* Set problem: Write each line exactly as it stands, from the line containing "Output a JSON object describing the text" through the end of the data.

* Input records:
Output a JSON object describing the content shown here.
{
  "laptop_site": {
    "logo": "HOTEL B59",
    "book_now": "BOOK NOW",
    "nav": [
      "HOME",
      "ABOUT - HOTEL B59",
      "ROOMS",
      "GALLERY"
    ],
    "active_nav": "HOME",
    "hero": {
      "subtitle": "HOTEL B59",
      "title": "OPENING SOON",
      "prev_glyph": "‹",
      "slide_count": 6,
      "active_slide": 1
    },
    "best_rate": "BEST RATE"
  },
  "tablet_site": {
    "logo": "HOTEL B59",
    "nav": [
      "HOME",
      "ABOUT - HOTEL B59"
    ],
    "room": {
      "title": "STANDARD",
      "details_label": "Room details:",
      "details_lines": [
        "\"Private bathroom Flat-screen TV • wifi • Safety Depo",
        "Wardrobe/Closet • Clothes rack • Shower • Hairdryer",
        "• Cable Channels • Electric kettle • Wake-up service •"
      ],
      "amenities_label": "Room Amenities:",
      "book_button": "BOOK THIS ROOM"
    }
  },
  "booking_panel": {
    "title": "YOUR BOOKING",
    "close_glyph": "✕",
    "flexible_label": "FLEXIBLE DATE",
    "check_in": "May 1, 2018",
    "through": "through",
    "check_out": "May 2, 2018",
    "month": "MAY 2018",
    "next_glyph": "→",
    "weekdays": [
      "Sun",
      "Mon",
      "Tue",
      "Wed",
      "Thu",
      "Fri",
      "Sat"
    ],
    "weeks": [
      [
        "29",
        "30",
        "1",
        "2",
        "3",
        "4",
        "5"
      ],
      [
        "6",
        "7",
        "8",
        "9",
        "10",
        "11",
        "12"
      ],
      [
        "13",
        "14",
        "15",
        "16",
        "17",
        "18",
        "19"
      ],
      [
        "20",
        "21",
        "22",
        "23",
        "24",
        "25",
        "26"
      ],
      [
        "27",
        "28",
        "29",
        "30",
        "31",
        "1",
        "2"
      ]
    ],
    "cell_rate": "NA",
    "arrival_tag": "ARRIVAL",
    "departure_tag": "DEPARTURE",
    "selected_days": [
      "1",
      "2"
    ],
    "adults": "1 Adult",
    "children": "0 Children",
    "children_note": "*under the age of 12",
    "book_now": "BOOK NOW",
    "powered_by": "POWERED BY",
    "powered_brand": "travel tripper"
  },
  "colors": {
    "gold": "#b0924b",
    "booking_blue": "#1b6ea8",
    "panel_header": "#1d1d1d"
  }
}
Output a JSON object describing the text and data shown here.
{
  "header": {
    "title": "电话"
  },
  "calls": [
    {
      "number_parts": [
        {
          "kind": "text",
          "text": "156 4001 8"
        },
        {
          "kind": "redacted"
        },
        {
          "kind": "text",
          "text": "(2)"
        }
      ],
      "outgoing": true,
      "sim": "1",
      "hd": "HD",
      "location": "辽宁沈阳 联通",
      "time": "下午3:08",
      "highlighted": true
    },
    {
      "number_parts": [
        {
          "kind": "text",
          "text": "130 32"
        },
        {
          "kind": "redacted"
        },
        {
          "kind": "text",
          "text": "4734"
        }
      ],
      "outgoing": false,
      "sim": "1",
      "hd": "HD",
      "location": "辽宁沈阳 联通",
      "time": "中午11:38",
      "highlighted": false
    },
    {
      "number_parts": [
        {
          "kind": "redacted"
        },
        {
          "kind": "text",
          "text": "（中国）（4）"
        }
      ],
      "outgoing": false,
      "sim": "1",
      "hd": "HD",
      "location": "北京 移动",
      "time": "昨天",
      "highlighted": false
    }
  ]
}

* Task response:
Output a JSON object describing the text and data shown here.
{
  "header": {
    "title": "电话"
  },
  "calls": [
    {
      "number_parts": [
        {
          "kind": "text",
          "text": "156 4001 8"
        },
        {
          "kind": "redacted"
        },
        {
          "kind": "text",
          "text": "(2)"
        }
      ],
      "outgoing": true,
      "sim": "1",
      "hd": "HD",
      "location": "辽宁沈阳 联通",
      "time": "下午3:08",
      "highlighted": true
    },
    {
      "number_parts": [
        {
          "kind": "text",
          "text": "130 32"
        },
        {
          "kind": "redacted"
        },
        {
          "kind": "text",
          "text": "4734"
        }
      ],
      "outgoing": false,
      "sim": "1",
      "hd": "HD",
      "location": "辽宁沈阳 联通",
      "time": "中午11:38",
      "highlighted": false
    },
    {
      "number_parts": [
        {
          "kind": "redacted"
        },
        {
          "kind": "text",
          "text": "（中国）（4）"
        }
      ],
      "outgoing": false,
      "sim": "1",
      "hd": "HD",
      "location": "北京 移动",
      "time": "昨天",
      "highlighted": false
    }
  ]
}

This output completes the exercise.